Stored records
■ ■ ■

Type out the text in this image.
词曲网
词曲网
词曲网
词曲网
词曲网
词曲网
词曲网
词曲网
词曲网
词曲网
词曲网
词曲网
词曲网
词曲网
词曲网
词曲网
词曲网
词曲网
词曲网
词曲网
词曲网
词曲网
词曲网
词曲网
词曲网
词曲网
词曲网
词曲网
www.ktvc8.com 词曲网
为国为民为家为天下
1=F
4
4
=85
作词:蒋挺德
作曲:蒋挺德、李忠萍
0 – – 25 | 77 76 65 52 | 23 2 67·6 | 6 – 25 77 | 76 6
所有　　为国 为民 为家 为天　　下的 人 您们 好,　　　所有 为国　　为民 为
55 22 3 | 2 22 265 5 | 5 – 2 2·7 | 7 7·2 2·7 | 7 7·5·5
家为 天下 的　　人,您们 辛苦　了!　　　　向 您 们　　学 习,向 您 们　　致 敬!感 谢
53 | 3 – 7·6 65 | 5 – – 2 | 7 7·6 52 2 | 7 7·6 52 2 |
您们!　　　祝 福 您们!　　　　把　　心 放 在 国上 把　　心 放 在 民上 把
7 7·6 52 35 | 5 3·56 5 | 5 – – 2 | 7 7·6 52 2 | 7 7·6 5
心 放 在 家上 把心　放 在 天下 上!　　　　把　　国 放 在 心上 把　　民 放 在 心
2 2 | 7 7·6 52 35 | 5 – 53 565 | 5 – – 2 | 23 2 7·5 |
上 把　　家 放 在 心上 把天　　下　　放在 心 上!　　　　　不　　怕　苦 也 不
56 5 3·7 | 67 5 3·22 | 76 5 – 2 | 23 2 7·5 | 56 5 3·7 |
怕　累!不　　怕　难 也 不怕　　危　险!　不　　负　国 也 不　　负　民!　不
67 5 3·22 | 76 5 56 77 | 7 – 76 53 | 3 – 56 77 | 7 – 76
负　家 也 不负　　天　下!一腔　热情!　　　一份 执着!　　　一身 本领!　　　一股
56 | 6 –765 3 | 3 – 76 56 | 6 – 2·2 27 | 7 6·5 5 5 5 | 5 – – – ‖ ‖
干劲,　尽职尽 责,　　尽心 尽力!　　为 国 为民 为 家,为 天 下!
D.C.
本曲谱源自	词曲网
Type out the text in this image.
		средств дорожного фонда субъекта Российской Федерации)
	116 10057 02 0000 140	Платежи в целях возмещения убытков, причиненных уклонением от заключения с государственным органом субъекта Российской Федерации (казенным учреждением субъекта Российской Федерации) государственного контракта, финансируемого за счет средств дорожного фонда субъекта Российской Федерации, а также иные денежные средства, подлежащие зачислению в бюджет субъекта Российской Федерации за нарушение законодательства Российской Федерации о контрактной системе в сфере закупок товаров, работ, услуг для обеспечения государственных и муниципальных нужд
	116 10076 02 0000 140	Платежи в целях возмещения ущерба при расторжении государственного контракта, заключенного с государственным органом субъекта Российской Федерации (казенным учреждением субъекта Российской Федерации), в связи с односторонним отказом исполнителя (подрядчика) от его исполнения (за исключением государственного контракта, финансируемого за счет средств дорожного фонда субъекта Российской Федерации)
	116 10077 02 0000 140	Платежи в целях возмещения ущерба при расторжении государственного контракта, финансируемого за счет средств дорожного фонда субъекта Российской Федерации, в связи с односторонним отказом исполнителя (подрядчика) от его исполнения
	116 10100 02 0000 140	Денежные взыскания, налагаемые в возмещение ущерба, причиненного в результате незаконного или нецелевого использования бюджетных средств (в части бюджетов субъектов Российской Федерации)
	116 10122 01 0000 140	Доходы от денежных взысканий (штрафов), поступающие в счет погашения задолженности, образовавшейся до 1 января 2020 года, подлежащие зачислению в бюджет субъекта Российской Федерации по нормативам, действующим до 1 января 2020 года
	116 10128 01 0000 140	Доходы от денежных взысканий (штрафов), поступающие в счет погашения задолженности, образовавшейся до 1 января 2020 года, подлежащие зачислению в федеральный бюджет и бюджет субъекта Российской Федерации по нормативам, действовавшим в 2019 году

■ ■ ■

PROBLEM DESCRIPTION:
Copy each line of the listing in which the word "образовавшейся" can be found.

ANSWER IN FULL:
	116 10122 01 0000 140	Доходы от денежных взысканий (штрафов), поступающие в счет погашения задолженности, образовавшейся до 1 января 2020 года, подлежащие зачислению в бюджет субъекта Российской Федерации по нормативам, действующим до 1 января 2020 года
	116 10128 01 0000 140	Доходы от денежных взысканий (штрафов), поступающие в счет погашения задолженности, образовавшейся до 1 января 2020 года, подлежащие зачислению в федеральный бюджет и бюджет субъекта Российской Федерации по нормативам, действовавшим в 2019 году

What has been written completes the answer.